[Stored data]
__________

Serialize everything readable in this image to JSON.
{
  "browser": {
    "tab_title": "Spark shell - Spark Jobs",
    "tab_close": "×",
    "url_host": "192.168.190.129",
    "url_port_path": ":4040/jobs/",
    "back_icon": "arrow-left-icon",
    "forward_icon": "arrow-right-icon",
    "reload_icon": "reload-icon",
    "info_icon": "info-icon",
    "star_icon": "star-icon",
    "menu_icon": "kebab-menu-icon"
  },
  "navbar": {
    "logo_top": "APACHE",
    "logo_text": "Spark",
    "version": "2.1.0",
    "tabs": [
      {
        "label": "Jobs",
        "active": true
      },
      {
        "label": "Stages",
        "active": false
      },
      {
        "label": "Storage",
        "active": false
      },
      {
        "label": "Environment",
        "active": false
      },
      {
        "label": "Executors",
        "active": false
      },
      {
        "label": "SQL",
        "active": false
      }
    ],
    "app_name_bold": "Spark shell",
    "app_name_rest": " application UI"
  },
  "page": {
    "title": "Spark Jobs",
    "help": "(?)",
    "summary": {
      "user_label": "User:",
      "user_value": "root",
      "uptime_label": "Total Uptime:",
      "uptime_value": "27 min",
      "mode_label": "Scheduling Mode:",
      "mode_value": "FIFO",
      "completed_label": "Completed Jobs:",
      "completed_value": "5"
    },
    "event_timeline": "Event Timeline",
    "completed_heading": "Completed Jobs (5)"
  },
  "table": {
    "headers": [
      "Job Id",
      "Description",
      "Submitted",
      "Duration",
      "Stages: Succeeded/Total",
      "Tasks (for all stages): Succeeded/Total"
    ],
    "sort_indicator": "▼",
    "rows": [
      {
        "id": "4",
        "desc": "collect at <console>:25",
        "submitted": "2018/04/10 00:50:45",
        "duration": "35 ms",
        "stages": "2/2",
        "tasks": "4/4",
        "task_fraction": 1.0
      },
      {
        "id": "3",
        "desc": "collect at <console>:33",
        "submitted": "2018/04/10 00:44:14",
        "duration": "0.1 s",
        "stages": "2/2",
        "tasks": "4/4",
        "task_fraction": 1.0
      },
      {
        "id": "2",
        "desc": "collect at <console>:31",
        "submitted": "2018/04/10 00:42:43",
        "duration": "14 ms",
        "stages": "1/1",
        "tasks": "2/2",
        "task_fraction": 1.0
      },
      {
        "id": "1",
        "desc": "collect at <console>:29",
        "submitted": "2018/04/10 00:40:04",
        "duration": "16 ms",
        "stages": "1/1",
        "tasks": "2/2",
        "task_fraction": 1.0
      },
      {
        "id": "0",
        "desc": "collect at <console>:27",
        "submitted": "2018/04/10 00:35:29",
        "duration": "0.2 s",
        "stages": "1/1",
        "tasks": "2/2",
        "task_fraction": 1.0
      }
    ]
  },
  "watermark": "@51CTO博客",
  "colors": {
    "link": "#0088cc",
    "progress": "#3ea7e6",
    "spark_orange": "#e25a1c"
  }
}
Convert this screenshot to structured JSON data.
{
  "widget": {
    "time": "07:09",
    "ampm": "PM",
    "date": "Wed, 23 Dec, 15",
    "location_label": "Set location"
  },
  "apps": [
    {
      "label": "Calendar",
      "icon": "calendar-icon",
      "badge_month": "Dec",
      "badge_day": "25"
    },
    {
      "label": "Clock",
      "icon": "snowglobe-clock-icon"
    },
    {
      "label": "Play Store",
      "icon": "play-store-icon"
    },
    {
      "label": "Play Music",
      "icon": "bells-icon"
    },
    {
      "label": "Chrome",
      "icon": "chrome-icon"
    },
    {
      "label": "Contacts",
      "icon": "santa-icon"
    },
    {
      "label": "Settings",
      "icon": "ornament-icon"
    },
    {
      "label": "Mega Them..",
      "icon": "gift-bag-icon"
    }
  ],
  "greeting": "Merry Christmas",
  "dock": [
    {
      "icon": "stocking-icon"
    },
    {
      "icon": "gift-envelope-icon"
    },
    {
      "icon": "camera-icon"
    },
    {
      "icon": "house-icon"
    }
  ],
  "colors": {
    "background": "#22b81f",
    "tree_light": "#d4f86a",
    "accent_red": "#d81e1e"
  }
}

__________

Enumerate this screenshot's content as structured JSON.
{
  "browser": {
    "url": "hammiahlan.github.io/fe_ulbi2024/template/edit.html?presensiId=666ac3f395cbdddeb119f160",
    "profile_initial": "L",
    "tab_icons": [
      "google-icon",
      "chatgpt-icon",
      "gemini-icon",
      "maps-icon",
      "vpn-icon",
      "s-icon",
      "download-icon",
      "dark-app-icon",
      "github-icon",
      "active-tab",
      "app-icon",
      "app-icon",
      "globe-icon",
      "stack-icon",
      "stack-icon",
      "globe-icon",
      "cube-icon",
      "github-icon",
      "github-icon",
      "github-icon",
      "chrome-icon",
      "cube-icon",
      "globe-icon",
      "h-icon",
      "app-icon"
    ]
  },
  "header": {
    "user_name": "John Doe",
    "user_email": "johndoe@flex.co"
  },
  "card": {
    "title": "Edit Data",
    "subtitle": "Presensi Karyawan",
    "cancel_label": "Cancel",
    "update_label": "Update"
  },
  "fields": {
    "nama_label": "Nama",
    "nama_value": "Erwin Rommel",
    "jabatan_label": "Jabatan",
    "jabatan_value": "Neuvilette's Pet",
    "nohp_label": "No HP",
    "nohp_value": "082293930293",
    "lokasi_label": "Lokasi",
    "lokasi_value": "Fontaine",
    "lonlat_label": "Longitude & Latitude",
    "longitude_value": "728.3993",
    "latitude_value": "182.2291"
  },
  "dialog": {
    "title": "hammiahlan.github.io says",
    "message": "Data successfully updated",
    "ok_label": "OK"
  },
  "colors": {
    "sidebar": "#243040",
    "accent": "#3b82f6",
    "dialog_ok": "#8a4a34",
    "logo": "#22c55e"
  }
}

__________

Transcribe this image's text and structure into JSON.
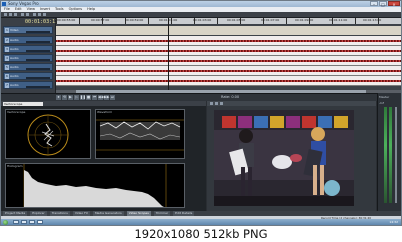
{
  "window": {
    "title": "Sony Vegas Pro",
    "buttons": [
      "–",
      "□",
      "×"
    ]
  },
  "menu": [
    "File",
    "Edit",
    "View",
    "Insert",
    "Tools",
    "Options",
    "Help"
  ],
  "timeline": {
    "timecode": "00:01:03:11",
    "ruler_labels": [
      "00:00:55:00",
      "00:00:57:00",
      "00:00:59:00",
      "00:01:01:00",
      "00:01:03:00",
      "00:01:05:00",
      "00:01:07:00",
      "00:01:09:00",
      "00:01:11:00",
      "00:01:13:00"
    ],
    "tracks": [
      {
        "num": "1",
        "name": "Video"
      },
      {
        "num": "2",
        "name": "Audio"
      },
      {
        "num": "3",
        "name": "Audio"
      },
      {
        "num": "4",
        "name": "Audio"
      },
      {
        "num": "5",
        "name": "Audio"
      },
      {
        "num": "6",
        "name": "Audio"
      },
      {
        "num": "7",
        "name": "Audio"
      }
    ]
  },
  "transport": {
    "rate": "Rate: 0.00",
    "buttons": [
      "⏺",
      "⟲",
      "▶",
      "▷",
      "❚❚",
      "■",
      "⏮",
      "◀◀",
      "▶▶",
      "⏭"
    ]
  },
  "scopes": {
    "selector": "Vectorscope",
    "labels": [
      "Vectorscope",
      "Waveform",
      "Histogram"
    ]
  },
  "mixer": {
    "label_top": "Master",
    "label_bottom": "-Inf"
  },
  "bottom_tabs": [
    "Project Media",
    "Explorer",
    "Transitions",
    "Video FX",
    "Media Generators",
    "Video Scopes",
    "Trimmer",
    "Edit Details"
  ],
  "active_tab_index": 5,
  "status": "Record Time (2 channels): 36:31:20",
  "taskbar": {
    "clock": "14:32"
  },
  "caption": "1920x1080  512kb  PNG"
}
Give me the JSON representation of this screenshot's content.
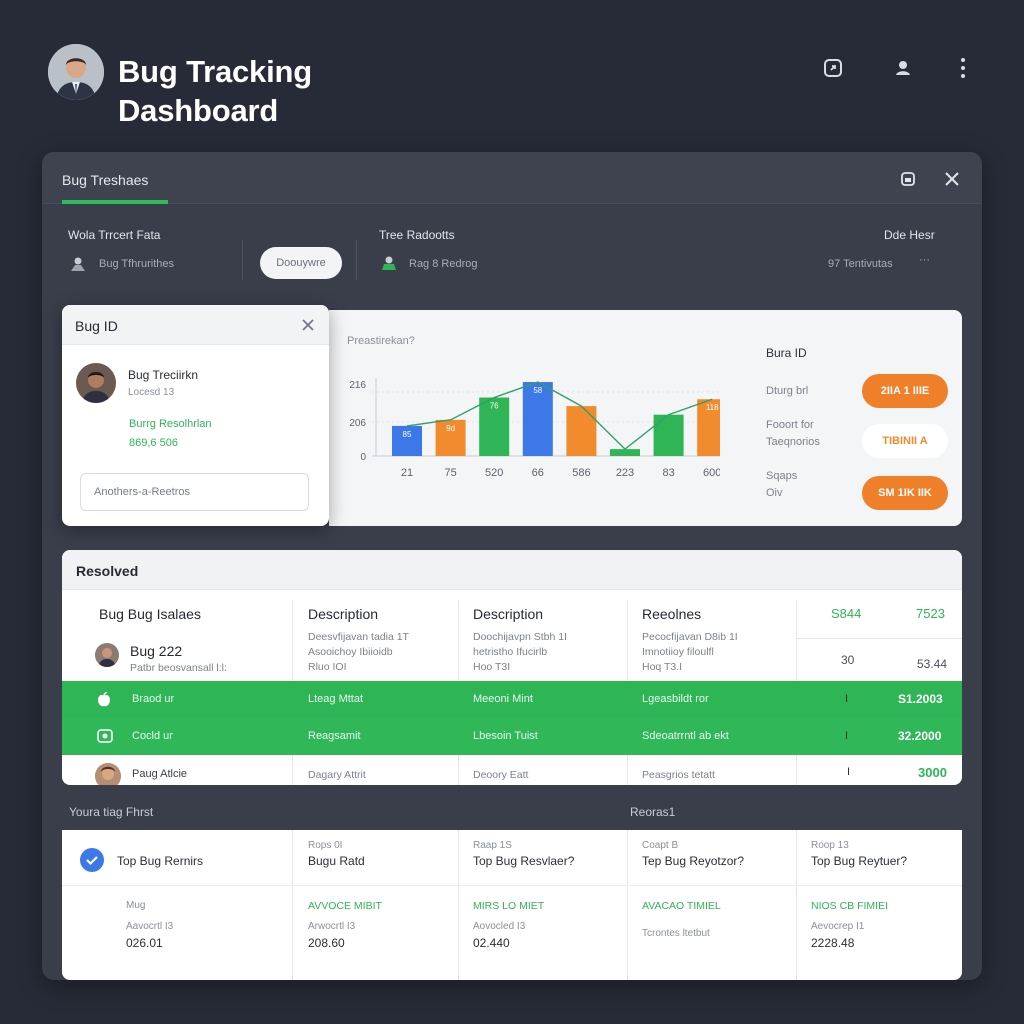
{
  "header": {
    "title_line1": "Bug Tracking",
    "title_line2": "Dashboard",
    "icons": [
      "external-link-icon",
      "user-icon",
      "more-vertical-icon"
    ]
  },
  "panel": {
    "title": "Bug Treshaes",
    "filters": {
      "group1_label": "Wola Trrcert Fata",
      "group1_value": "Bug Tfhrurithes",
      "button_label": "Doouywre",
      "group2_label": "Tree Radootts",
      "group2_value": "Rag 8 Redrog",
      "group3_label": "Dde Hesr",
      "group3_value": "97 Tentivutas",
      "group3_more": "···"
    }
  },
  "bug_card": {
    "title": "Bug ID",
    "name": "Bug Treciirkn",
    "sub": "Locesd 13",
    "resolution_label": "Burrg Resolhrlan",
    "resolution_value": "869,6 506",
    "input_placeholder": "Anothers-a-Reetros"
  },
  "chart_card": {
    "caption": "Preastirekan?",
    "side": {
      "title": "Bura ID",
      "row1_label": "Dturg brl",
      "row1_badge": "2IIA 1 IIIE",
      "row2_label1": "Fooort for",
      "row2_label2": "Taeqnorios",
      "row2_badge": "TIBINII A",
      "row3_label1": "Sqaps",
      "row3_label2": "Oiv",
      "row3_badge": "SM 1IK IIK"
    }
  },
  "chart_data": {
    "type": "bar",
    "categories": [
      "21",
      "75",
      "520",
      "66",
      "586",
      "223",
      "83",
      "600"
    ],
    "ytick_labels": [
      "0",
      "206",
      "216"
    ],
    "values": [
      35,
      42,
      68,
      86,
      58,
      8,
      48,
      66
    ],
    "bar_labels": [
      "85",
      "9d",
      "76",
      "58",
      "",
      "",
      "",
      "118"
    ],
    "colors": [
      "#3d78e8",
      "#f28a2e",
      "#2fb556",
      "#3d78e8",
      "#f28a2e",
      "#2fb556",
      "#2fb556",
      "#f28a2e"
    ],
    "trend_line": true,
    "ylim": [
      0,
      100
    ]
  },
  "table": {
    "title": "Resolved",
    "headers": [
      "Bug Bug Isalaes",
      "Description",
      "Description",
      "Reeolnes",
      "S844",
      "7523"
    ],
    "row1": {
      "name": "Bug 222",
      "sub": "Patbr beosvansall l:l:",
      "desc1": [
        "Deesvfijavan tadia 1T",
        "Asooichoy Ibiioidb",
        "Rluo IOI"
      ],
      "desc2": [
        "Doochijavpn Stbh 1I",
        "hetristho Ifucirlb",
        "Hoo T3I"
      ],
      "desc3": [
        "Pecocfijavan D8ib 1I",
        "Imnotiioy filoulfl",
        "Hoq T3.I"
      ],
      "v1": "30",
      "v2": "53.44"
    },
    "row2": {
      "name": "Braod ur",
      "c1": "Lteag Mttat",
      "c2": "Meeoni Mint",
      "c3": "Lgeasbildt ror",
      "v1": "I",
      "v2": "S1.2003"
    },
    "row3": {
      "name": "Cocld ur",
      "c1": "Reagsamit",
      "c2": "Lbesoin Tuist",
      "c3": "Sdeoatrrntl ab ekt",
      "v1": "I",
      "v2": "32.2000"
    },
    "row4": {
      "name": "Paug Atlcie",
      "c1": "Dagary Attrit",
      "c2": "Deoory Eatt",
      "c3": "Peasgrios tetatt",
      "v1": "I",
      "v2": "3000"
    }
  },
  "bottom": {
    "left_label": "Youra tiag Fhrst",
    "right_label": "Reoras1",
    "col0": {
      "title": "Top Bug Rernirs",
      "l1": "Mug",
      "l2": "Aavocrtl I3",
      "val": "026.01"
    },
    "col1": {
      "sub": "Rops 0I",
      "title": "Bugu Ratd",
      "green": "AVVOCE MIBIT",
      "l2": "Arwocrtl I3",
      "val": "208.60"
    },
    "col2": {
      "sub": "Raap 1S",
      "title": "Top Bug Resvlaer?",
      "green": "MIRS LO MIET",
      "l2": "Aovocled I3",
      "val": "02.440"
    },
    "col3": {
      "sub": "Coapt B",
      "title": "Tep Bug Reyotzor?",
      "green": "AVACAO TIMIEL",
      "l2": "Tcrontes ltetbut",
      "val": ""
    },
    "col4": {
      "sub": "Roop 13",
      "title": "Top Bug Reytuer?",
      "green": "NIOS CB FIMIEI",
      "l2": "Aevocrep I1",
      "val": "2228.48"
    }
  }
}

__________

AIM OF THE TASK:
Return each line among the entries that holds the word "console".

TASK ANSWER:
        "desc": "collect at <console>:25",
        "desc": "collect at <console>:33",
        "desc": "collect at <console>:31",
        "desc": "collect at <console>:29",
        "desc": "collect at <console>:27",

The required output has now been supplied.